Task requirements:
Copy each line of the records that holds the string "highlight".
......
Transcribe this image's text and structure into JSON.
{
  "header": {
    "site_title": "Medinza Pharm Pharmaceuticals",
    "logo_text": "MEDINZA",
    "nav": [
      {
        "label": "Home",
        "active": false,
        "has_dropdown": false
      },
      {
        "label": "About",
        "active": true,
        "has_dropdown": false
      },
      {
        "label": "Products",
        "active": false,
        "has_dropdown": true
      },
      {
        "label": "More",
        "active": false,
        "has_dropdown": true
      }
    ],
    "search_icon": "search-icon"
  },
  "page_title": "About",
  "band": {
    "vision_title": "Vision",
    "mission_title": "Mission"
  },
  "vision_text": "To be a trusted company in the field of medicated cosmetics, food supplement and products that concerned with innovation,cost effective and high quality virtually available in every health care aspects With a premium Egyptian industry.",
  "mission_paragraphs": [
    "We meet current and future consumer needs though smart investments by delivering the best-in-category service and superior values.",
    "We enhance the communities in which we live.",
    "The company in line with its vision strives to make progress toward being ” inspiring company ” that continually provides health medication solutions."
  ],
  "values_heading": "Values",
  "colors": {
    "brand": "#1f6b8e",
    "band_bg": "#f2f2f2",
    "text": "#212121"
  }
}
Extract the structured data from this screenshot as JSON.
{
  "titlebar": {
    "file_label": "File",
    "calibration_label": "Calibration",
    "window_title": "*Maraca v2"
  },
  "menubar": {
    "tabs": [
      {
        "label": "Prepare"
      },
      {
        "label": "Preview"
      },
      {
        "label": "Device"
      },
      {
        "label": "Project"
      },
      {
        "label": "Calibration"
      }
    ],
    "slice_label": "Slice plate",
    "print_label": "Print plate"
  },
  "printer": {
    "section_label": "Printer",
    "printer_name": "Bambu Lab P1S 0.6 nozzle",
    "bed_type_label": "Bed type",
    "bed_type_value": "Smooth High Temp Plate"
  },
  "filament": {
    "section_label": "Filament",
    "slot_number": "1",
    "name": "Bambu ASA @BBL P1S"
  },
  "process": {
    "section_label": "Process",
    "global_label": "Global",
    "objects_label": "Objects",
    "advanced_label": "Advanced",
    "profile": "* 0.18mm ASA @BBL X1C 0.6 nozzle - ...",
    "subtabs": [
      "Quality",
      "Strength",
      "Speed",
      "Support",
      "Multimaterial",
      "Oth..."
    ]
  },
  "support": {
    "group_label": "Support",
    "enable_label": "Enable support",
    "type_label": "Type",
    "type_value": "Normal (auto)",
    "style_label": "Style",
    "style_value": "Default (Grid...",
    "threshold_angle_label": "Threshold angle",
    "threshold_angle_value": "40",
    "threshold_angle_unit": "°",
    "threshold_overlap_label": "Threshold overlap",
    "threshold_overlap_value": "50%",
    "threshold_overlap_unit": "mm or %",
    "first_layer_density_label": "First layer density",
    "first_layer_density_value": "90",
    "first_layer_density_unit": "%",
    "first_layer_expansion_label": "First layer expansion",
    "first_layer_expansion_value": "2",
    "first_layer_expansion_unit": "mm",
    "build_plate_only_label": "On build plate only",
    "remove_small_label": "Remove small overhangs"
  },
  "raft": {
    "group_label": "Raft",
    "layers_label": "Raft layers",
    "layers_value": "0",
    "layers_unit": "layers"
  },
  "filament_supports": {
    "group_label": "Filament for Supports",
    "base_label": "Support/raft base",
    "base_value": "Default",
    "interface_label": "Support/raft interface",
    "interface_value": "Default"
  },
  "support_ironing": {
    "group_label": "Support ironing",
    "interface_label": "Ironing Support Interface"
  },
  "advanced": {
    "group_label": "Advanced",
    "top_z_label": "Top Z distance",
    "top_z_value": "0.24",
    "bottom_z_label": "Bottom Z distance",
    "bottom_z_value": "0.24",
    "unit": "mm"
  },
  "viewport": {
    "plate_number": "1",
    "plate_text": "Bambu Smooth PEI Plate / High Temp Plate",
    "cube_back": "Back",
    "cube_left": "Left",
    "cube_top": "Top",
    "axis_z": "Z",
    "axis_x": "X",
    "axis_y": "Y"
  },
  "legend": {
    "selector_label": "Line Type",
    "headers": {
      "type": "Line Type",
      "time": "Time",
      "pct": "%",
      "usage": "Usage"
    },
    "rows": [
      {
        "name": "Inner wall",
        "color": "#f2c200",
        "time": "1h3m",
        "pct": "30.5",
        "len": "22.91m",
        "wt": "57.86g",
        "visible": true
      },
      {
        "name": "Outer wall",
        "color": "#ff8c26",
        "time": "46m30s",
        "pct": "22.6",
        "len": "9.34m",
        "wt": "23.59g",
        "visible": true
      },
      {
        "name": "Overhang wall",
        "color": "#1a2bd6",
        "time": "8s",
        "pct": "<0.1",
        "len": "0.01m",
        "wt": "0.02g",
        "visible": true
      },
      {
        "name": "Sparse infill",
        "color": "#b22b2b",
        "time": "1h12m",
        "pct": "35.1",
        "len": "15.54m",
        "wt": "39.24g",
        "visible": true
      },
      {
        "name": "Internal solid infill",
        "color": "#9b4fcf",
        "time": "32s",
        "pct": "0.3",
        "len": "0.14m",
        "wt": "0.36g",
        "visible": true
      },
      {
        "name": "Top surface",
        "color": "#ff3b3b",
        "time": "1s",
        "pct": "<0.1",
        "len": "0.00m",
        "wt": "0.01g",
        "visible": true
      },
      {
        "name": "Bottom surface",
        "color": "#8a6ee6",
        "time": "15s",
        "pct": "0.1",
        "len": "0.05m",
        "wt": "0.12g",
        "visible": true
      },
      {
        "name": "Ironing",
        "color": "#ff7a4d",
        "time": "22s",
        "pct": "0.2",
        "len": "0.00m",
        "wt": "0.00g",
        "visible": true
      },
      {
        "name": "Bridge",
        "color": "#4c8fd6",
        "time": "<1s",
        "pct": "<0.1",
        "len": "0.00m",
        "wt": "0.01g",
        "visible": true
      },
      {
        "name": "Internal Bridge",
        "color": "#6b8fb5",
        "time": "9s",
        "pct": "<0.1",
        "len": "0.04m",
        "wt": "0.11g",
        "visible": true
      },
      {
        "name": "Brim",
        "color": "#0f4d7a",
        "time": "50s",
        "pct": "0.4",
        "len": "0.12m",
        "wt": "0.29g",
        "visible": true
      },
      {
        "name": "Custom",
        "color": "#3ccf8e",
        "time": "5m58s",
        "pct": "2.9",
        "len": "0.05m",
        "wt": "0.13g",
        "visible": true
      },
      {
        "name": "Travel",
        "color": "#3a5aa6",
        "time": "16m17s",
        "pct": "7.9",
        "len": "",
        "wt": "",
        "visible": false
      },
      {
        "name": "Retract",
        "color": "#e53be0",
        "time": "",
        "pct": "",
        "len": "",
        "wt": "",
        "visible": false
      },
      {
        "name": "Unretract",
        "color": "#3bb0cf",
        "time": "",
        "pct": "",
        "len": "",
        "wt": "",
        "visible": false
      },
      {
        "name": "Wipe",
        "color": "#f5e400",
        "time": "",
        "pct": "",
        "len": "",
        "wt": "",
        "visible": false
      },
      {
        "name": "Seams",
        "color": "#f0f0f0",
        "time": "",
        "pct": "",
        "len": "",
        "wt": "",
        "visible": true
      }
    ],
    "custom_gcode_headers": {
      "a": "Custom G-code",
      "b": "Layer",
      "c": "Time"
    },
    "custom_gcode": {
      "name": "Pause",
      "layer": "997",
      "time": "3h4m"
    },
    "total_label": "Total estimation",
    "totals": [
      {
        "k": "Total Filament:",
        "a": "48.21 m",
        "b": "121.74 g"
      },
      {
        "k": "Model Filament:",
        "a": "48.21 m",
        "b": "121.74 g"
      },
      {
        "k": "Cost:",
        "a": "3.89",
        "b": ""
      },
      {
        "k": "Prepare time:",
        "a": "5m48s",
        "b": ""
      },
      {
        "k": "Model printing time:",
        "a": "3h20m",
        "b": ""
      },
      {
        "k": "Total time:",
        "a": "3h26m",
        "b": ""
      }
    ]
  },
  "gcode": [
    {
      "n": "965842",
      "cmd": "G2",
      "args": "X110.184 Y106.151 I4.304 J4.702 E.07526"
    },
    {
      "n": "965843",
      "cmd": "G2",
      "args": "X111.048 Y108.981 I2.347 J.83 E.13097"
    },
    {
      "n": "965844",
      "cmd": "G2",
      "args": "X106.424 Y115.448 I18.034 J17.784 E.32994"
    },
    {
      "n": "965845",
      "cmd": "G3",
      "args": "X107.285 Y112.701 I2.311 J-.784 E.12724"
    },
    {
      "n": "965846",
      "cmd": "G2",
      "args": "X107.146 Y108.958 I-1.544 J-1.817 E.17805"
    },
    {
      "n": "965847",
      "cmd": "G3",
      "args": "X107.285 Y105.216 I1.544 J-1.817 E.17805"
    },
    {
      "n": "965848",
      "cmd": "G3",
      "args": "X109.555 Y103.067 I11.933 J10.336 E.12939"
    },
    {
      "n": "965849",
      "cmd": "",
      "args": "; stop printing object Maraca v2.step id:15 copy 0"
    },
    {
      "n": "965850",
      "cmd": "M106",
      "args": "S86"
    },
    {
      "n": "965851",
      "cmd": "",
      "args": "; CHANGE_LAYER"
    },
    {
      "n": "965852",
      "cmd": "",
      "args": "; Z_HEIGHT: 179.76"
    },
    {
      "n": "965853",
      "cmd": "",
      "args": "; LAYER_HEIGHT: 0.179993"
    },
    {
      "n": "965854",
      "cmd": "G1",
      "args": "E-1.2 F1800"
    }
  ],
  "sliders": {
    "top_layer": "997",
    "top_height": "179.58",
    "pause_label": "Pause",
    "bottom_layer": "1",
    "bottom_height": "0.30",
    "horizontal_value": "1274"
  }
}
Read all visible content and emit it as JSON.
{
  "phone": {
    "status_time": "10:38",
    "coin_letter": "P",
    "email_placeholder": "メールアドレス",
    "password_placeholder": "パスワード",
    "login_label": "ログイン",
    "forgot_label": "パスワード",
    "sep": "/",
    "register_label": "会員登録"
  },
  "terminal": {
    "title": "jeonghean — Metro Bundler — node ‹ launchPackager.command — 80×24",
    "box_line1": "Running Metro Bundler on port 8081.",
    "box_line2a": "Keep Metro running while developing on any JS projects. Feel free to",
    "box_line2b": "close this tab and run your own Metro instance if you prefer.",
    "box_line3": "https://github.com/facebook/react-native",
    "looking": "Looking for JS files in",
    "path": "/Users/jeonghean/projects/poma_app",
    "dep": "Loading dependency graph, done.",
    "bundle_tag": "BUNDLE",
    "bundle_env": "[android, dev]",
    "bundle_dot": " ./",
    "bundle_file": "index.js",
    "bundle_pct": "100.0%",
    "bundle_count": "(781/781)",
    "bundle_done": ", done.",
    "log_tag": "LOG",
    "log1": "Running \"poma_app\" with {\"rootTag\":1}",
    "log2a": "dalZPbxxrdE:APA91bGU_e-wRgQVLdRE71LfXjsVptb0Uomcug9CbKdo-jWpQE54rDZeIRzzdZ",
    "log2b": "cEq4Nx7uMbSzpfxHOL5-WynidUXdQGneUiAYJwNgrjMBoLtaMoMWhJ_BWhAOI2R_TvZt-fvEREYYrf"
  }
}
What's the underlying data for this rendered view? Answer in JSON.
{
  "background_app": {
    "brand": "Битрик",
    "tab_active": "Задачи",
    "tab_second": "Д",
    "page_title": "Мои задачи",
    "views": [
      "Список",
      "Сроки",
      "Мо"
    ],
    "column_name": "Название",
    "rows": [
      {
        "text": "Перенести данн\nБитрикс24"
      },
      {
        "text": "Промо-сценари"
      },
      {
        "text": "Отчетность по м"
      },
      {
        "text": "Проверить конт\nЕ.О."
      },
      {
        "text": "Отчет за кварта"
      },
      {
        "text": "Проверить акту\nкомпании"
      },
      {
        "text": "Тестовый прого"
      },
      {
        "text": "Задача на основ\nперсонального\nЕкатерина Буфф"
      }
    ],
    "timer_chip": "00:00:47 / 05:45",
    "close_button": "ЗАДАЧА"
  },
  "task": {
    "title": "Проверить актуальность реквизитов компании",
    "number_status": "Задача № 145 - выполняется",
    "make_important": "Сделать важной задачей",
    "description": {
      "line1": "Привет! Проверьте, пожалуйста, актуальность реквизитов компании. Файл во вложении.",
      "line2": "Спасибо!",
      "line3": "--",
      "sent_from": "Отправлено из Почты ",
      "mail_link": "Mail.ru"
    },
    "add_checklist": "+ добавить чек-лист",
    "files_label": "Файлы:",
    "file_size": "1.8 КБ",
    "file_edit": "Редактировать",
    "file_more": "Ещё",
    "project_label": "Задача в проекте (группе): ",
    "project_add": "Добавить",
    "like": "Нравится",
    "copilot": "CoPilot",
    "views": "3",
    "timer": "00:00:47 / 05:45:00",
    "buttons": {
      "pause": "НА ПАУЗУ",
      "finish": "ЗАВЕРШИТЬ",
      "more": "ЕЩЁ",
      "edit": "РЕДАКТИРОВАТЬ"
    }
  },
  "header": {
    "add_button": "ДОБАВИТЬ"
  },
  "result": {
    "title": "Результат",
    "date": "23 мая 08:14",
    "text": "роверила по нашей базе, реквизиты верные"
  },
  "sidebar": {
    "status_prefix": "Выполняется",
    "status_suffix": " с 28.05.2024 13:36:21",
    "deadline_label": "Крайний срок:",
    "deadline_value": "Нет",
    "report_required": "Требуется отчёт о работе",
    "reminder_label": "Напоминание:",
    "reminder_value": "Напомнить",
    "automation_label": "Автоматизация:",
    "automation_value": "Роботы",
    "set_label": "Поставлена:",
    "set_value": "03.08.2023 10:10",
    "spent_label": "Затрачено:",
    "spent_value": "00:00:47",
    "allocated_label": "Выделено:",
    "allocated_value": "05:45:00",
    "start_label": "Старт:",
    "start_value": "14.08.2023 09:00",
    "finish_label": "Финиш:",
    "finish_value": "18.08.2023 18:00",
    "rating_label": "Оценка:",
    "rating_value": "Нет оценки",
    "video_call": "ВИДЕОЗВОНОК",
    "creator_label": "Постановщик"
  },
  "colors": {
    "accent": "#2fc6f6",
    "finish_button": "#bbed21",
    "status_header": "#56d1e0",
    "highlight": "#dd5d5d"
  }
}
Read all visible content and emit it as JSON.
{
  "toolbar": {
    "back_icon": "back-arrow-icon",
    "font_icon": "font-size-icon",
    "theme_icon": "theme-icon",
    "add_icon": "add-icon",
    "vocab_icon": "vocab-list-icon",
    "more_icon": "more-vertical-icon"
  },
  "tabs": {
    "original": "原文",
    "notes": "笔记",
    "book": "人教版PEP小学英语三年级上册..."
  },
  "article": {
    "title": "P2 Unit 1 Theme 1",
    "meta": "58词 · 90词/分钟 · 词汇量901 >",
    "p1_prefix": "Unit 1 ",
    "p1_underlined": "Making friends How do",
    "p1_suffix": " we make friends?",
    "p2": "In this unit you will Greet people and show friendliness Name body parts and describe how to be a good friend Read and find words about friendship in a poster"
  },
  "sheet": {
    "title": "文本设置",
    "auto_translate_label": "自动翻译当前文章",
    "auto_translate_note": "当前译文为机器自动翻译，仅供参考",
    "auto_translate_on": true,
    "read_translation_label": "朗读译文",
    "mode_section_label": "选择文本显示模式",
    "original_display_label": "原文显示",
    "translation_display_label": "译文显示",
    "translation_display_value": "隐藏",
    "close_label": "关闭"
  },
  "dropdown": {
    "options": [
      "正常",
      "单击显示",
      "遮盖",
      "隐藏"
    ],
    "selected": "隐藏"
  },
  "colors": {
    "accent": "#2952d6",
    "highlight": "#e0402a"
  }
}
......
Solution to this exercise:
    "highlight": "#dd5d5d"
    "highlight": "#e0402a"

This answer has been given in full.